Records from a data collection:
_ _ _ _

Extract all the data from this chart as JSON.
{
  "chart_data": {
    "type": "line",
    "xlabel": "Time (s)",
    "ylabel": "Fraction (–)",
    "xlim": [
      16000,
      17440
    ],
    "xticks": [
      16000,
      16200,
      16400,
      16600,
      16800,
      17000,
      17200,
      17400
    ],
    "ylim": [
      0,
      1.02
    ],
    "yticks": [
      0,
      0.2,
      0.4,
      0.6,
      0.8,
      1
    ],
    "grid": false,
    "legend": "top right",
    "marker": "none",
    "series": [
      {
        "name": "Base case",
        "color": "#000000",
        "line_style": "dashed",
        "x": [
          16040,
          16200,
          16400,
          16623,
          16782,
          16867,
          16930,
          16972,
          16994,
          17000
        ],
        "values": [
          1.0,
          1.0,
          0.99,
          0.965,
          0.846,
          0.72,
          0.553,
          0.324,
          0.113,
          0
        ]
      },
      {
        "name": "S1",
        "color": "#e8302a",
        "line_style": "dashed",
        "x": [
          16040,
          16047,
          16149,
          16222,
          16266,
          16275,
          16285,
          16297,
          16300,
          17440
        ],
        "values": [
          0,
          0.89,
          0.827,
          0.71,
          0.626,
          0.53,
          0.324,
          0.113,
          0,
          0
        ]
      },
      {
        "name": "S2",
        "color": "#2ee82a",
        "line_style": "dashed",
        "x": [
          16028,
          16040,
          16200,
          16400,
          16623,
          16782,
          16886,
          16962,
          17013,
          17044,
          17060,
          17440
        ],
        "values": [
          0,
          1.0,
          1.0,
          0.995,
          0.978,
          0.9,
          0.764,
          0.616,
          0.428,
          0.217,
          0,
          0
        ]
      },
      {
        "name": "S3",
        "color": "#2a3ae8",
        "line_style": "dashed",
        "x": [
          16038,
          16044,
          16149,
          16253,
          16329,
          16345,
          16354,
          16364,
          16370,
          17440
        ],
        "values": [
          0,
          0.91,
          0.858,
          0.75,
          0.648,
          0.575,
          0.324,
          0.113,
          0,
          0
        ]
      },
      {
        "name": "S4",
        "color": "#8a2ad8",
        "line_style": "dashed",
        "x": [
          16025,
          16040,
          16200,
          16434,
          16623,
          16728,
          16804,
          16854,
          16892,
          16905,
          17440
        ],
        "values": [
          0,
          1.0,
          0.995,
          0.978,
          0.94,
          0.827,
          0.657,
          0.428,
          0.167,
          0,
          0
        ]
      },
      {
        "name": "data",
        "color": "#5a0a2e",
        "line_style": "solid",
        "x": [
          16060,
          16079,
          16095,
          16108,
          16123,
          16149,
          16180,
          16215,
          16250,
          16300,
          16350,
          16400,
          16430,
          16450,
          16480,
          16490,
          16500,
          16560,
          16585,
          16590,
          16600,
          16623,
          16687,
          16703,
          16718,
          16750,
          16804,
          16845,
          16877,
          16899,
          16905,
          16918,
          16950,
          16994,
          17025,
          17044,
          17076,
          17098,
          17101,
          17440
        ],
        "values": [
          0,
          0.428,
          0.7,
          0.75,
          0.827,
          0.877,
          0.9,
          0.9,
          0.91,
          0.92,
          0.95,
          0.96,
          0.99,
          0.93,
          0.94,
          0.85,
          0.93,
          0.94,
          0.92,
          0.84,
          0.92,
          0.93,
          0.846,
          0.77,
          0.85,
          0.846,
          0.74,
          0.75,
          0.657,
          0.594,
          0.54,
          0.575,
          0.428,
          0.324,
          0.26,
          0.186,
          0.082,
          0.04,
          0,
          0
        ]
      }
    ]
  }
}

_ _ _ _

§ **Problem statement**: Every record above should be output exactly.

§ **Finished exercise**:
Extract all the data from this chart as JSON.
{
  "chart_data": {
    "type": "line",
    "xlabel": "Time (s)",
    "ylabel": "Fraction (–)",
    "xlim": [
      16000,
      17440
    ],
    "xticks": [
      16000,
      16200,
      16400,
      16600,
      16800,
      17000,
      17200,
      17400
    ],
    "ylim": [
      0,
      1.02
    ],
    "yticks": [
      0,
      0.2,
      0.4,
      0.6,
      0.8,
      1
    ],
    "grid": false,
    "legend": "top right",
    "marker": "none",
    "series": [
      {
        "name": "Base case",
        "color": "#000000",
        "line_style": "dashed",
        "x": [
          16040,
          16200,
          16400,
          16623,
          16782,
          16867,
          16930,
          16972,
          16994,
          17000
        ],
        "values": [
          1.0,
          1.0,
          0.99,
          0.965,
          0.846,
          0.72,
          0.553,
          0.324,
          0.113,
          0
        ]
      },
      {
        "name": "S1",
        "color": "#e8302a",
        "line_style": "dashed",
        "x": [
          16040,
          16047,
          16149,
          16222,
          16266,
          16275,
          16285,
          16297,
          16300,
          17440
        ],
        "values": [
          0,
          0.89,
          0.827,
          0.71,
          0.626,
          0.53,
          0.324,
          0.113,
          0,
          0
        ]
      },
      {
        "name": "S2",
        "color": "#2ee82a",
        "line_style": "dashed",
        "x": [
          16028,
          16040,
          16200,
          16400,
          16623,
          16782,
          16886,
          16962,
          17013,
          17044,
          17060,
          17440
        ],
        "values": [
          0,
          1.0,
          1.0,
          0.995,
          0.978,
          0.9,
          0.764,
          0.616,
          0.428,
          0.217,
          0,
          0
        ]
      },
      {
        "name": "S3",
        "color": "#2a3ae8",
        "line_style": "dashed",
        "x": [
          16038,
          16044,
          16149,
          16253,
          16329,
          16345,
          16354,
          16364,
          16370,
          17440
        ],
        "values": [
          0,
          0.91,
          0.858,
          0.75,
          0.648,
          0.575,
          0.324,
          0.113,
          0,
          0
        ]
      },
      {
        "name": "S4",
        "color": "#8a2ad8",
        "line_style": "dashed",
        "x": [
          16025,
          16040,
          16200,
          16434,
          16623,
          16728,
          16804,
          16854,
          16892,
          16905,
          17440
        ],
        "values": [
          0,
          1.0,
          0.995,
          0.978,
          0.94,
          0.827,
          0.657,
          0.428,
          0.167,
          0,
          0
        ]
      },
      {
        "name": "data",
        "color": "#5a0a2e",
        "line_style": "solid",
        "x": [
          16060,
          16079,
          16095,
          16108,
          16123,
          16149,
          16180,
          16215,
          16250,
          16300,
          16350,
          16400,
          16430,
          16450,
          16480,
          16490,
          16500,
          16560,
          16585,
          16590,
          16600,
          16623,
          16687,
          16703,
          16718,
          16750,
          16804,
          16845,
          16877,
          16899,
          16905,
          16918,
          16950,
          16994,
          17025,
          17044,
          17076,
          17098,
          17101,
          17440
        ],
        "values": [
          0,
          0.428,
          0.7,
          0.75,
          0.827,
          0.877,
          0.9,
          0.9,
          0.91,
          0.92,
          0.95,
          0.96,
          0.99,
          0.93,
          0.94,
          0.85,
          0.93,
          0.94,
          0.92,
          0.84,
          0.92,
          0.93,
          0.846,
          0.77,
          0.85,
          0.846,
          0.74,
          0.75,
          0.657,
          0.594,
          0.54,
          0.575,
          0.428,
          0.324,
          0.26,
          0.186,
          0.082,
          0.04,
          0,
          0
        ]
      }
    ]
  }
}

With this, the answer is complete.